**Task statement:** Where the word "avare" occurs in a line, return that line.
** start **
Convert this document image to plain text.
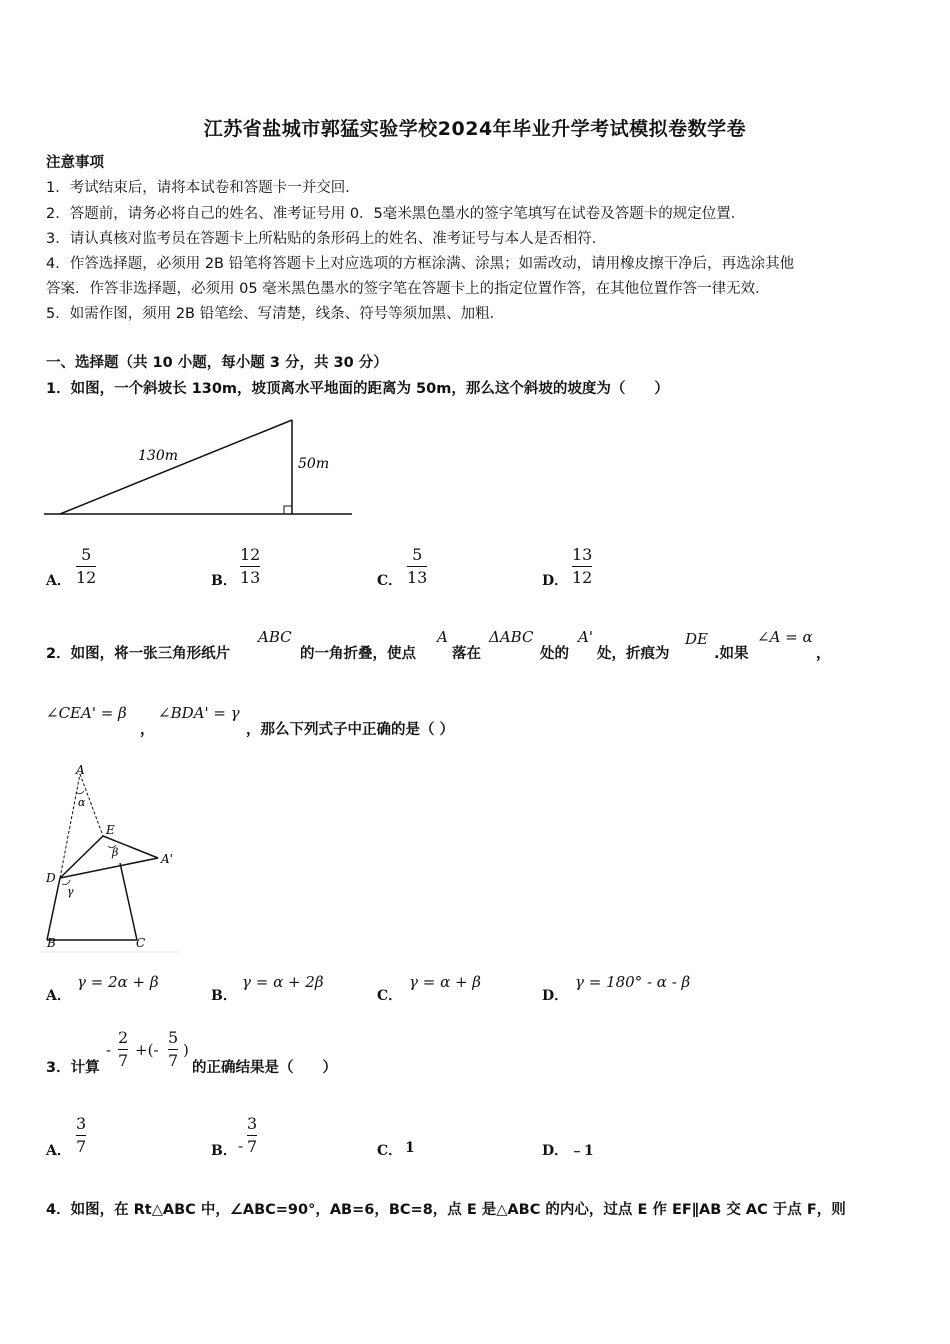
江苏省盐城市郭猛实验学校2024年毕业升学考试模拟卷数学卷
注意事项
1．考试结束后，请将本试卷和答题卡一并交回．
2．答题前，请务必将自己的姓名、准考证号用 0．5毫米黑色墨水的签字笔填写在试卷及答题卡的规定位置．
3．请认真核对监考员在答题卡上所粘贴的条形码上的姓名、准考证号与本人是否相符．
4．作答选择题，必须用 2B 铅笔将答题卡上对应选项的方框涂满、涂黑；如需改动，请用橡皮擦干净后，再选涂其他
答案．作答非选择题，必须用 05 毫米黑色墨水的签字笔在答题卡上的指定位置作答，在其他位置作答一律无效．
5．如需作图，须用 2B 铅笔绘、写清楚，线条、符号等须加黑、加粗．
一、选择题（共 10 小题，每小题 3 分，共 30 分）
1．如图，一个斜坡长 130m，坡顶离水平地面的距离为 50m，那么这个斜坡的坡度为（　　）
130m	50m
A．
5
12	B．
12
13	C．
5
13	D．
13
12
2．如图，将一张三角形纸片
ABC
的一角折叠，使点
A
落在
ΔABC
处的
A'
处，折痕为
DE
.如果
∠A = α
，
∠CEA' = β
，
∠BDA' = γ
，那么下列式子中正确的是（ ）
A
α
E
β	A'
D
γ
B	C
A．
γ = 2α + β
B．
γ = α + 2β
C．
γ = α + β
D．
γ = 180° - α - β
3．计算
-
2
7
+(-
5
7
)
的正确结果是（　　）
A．
3
7	B． -
3
7	C． 1	D． ﹣1
4．如图，在 Rt△ABC 中，∠ABC=90°，AB=6，BC=8，点 E 是△ABC 的内心，过点 E 作 EF∥AB 交 AC 于点 F，则
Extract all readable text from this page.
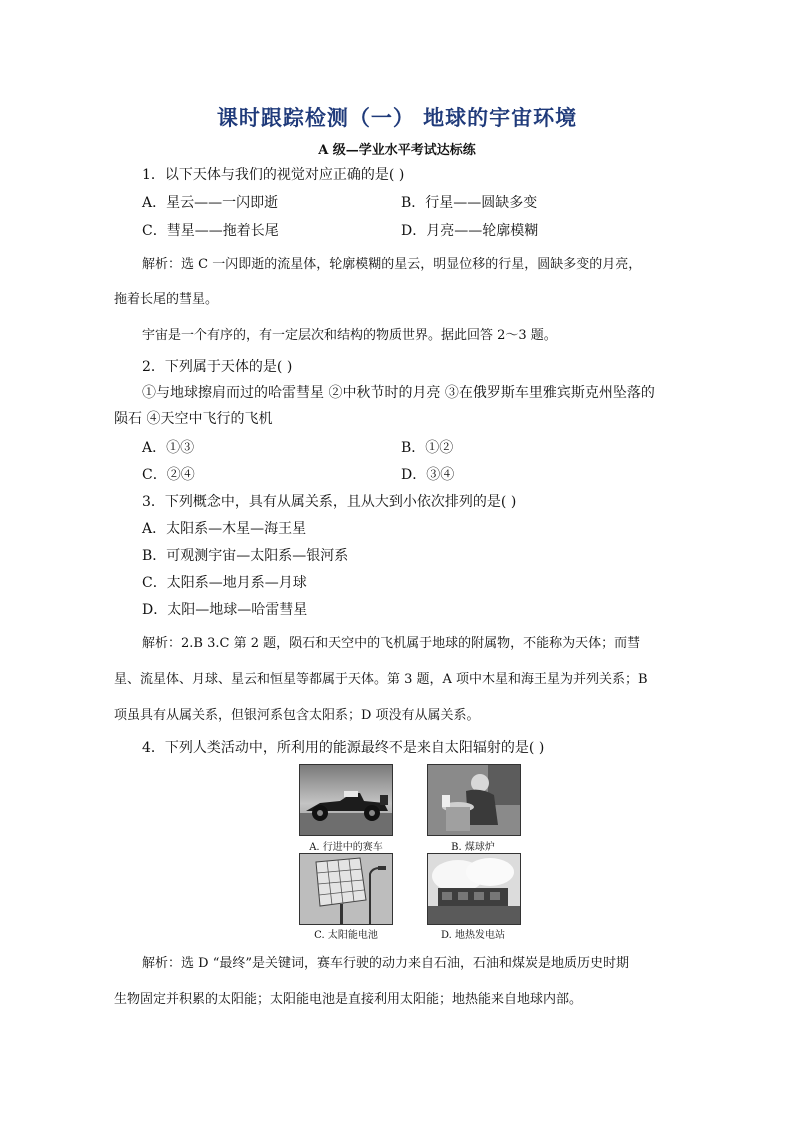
课时跟踪检测（一） 地球的宇宙环境
A 级—学业水平考试达标练
1．以下天体与我们的视觉对应正确的是( )
A．星云——一闪即逝	B．行星——圆缺多变
C．彗星——拖着长尾	D．月亮——轮廓模糊
解析：选 C 一闪即逝的流星体，轮廓模糊的星云，明显位移的行星，圆缺多变的月亮，
拖着长尾的彗星。
宇宙是一个有序的，有一定层次和结构的物质世界。据此回答 2～3 题。
2．下列属于天体的是( )
①与地球擦肩而过的哈雷彗星 ②中秋节时的月亮 ③在俄罗斯车里雅宾斯克州坠落的
陨石 ④天空中飞行的飞机
A．①③	B．①②
C．②④	D．③④
3．下列概念中，具有从属关系，且从大到小依次排列的是( )
A．太阳系—木星—海王星
B．可观测宇宙—太阳系—银河系
C．太阳系—地月系—月球
D．太阳—地球—哈雷彗星
解析：2.B 3.C 第 2 题，陨石和天空中的飞机属于地球的附属物，不能称为天体；而彗
星、流星体、月球、星云和恒星等都属于天体。第 3 题，A 项中木星和海王星为并列关系；B
项虽具有从属关系，但银河系包含太阳系；D 项没有从属关系。
4．下列人类活动中，所利用的能源最终不是来自太阳辐射的是( )
A. 行进中的赛车	B. 煤球炉
C. 太阳能电池	D. 地热发电站
解析：选 D “最终”是关键词，赛车行驶的动力来自石油，石油和煤炭是地质历史时期
生物固定并积累的太阳能；太阳能电池是直接利用太阳能；地热能来自地球内部。
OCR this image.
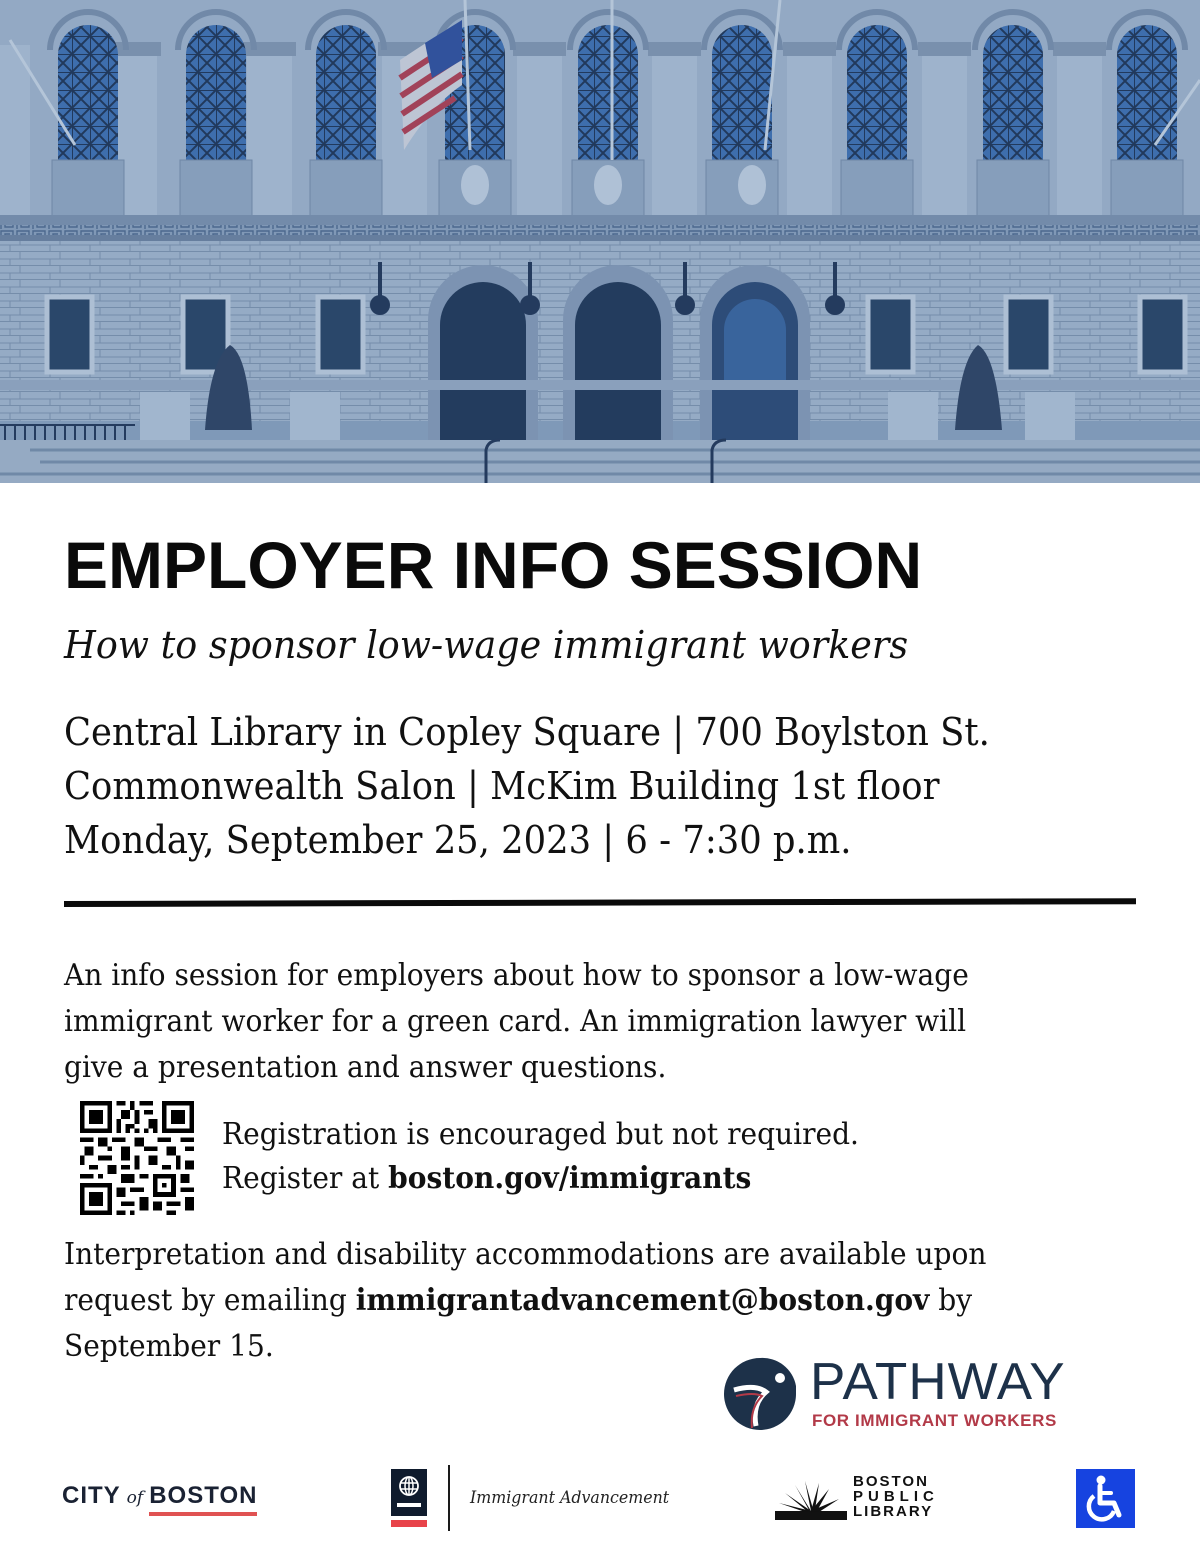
EMPLOYER INFO SESSION
How to sponsor low-wage immigrant workers
Central Library in Copley Square | 700 Boylston St.
Commonwealth Salon | McKim Building 1st floor
Monday, September 25, 2023 | 6 - 7:30 p.m.
An info session for employers about how to sponsor a low-wage
immigrant worker for a green card. An immigration lawyer will
give a presentation and answer questions.
Registration is encouraged but not required.
Register at boston.gov/immigrants
Interpretation and disability accommodations are available upon
request by emailing immigrantadvancement@boston.gov by
September 15.
PATHWAY
FOR IMMIGRANT WORKERS
CITY of BOSTON	Immigrant Advancement
BOSTON
PUBLIC
LIBRARY
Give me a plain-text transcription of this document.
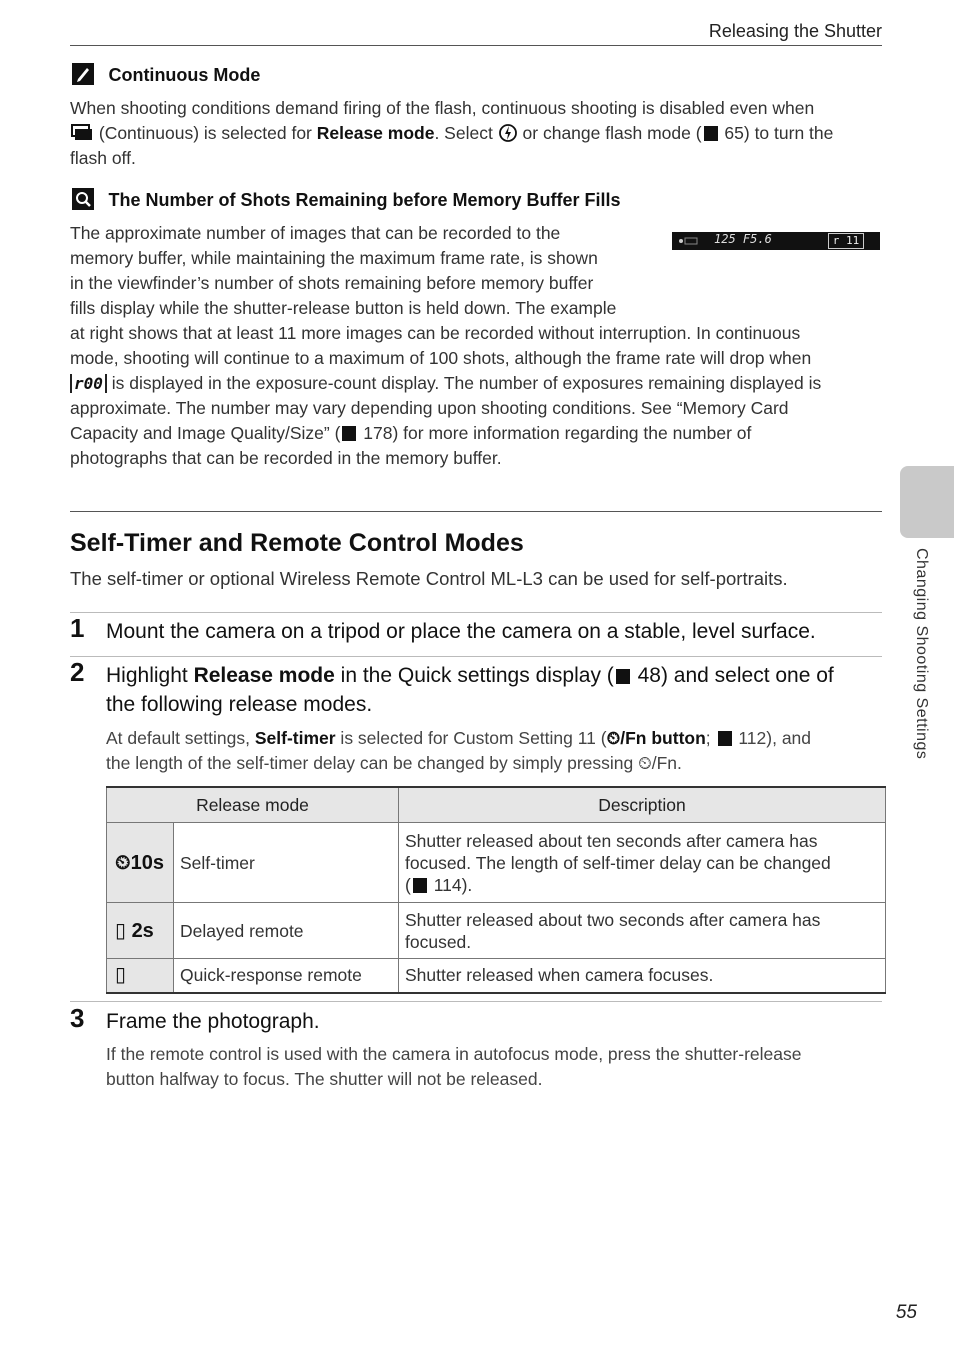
Releasing the Shutter
Continuous Mode
When shooting conditions demand firing of the flash, continuous shooting is disabled even when
(Continuous) is selected for Release mode. Select  or change flash mode ( 65) to turn the
flash off.
The Number of Shots Remaining before Memory Buffer Fills
125 F5.6	r 11
The approximate number of images that can be recorded to the
memory buffer, while maintaining the maximum frame rate, is shown
in the viewfinder’s number of shots remaining before memory buffer
fills display while the shutter-release button is held down. The example
at right shows that at least 11 more images can be recorded without interruption. In continuous
mode, shooting will continue to a maximum of 100 shots, although the frame rate will drop when
r00 is displayed in the exposure-count display. The number of exposures remaining displayed is
approximate. The number may vary depending upon shooting conditions. See “Memory Card
Capacity and Image Quality/Size” ( 178) for more information regarding the number of
photographs that can be recorded in the memory buffer.
Self-Timer and Remote Control Modes
The self-timer or optional Wireless Remote Control ML-L3 can be used for self-portraits.
1 Mount the camera on a tripod or place the camera on a stable, level surface.
2 Highlight Release mode in the Quick settings display ( 48) and select one of
the following release modes.
At default settings, Self-timer is selected for Custom Setting 11 (⏲/Fn button;  112), and
the length of the self-timer delay can be changed by simply pressing ⏲/Fn.
Release mode		Description
⏲10s	Self-timer	Shutter released about ten seconds after camera has
focused. The length of self-timer delay can be changed
( 114).

▯ 2s	Delayed remote	Shutter released about two seconds after camera has
focused.

▯	Quick-response remote	Shutter released when camera focuses.
3 Frame the photograph.
If the remote control is used with the camera in autofocus mode, press the shutter-release
button halfway to focus. The shutter will not be released.
Changing Shooting Settings
55
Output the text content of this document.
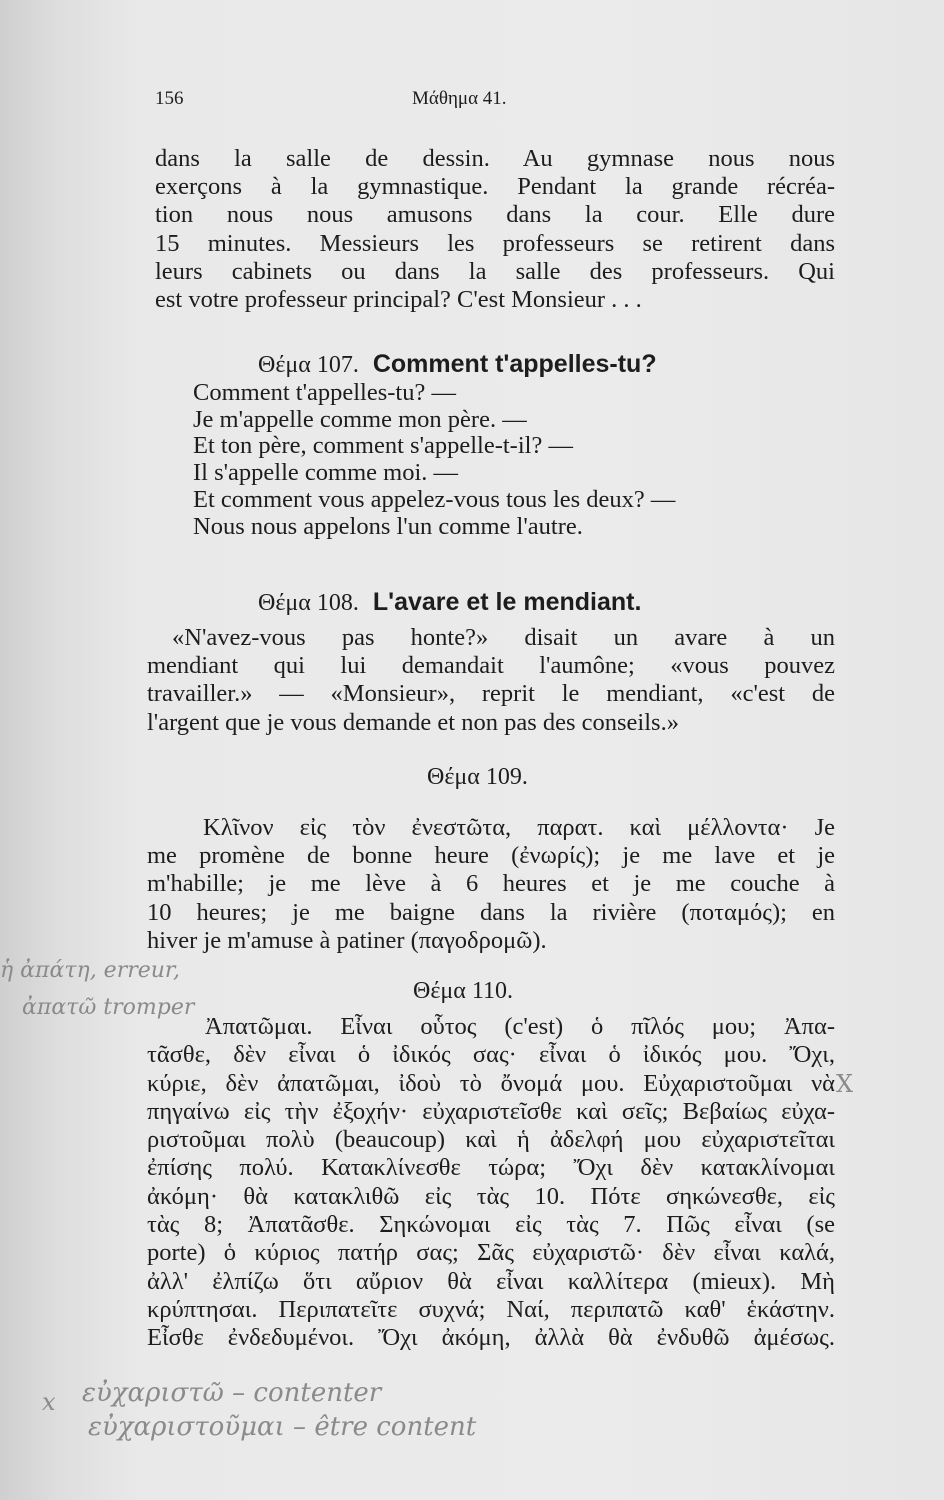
156	Μάθημα 41.
dans la salle de dessin. Au gymnase nous nous
exerçons à la gymnastique. Pendant la grande récréa-
tion nous nous amusons dans la cour. Elle dure
15 minutes. Messieurs les professeurs se retirent dans
leurs cabinets ou dans la salle des professeurs. Qui
est votre professeur principal? C'est Monsieur . . .
Θέμα 107. Comment t'appelles-tu?
Comment t'appelles-tu? —
Je m'appelle comme mon père. —
Et ton père, comment s'appelle-t-il? —
Il s'appelle comme moi. —
Et comment vous appelez-vous tous les deux? —
Nous nous appelons l'un comme l'autre.
Θέμα 108. L'avare et le mendiant.
«N'avez-vous pas honte?» disait un avare à un
mendiant qui lui demandait l'aumône; «vous pouvez
travailler.» — «Monsieur», reprit le mendiant, «c'est de
l'argent que je vous demande et non pas des conseils.»
Θέμα 109.
Κλῖνον εἰς τὸν ἐνεστῶτα, παρατ. καὶ μέλλοντα· Je
me promène de bonne heure (ἐνωρίς); je me lave et je
m'habille; je me lève à 6 heures et je me couche à
10 heures; je me baigne dans la rivière (ποταμός); en
hiver je m'amuse à patiner (παγοδρομῶ).
Θέμα 110.
Ἀπατῶμαι. Εἶναι οὗτος (c'est) ὁ πῖλός μου; Ἀπα-
τᾶσθε, δὲν εἶναι ὁ ἰδικός σας· εἶναι ὁ ἰδικός μου. Ὄχι,
κύριε, δὲν ἀπατῶμαι, ἰδοὺ τὸ ὄνομά μου. Εὐχαριστοῦμαι νὰ
πηγαίνω εἰς τὴν ἐξοχήν· εὐχαριστεῖσθε καὶ σεῖς; Βεβαίως εὐχα-
ριστοῦμαι πολὺ (beaucoup) καὶ ἡ ἀδελφή μου εὐχαριστεῖται
ἐπίσης πολύ. Κατακλίνεσθε τώρα; Ὄχι δὲν κατακλίνομαι
ἀκόμη· θὰ κατακλιθῶ εἰς τὰς 10. Πότε σηκώνεσθε, εἰς
τὰς 8; Ἀπατᾶσθε. Σηκώνομαι εἰς τὰς 7. Πῶς εἶναι (se
porte) ὁ κύριος πατήρ σας; Σᾶς εὐχαριστῶ· δὲν εἶναι καλά,
ἀλλ' ἐλπίζω ὅτι αὔριον θὰ εἶναι καλλίτερα (mieux). Μὴ
κρύπτησαι. Περιπατεῖτε συχνά; Ναί, περιπατῶ καθ' ἑκάστην.
Εἶσθε ἐνδεδυμένοι. Ὄχι ἀκόμη, ἀλλὰ θὰ ἐνδυθῶ ἀμέσως.
ἡ ἀπάτη, erreur,
ἀπατῶ tromper
X
x εὐχαριστῶ – contenter
εὐχαριστοῦμαι – être content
** end **
**Result below:**
Θέμα 108. L'avare et le mendiant.
«N'avez-vous pas honte?» disait un avare à un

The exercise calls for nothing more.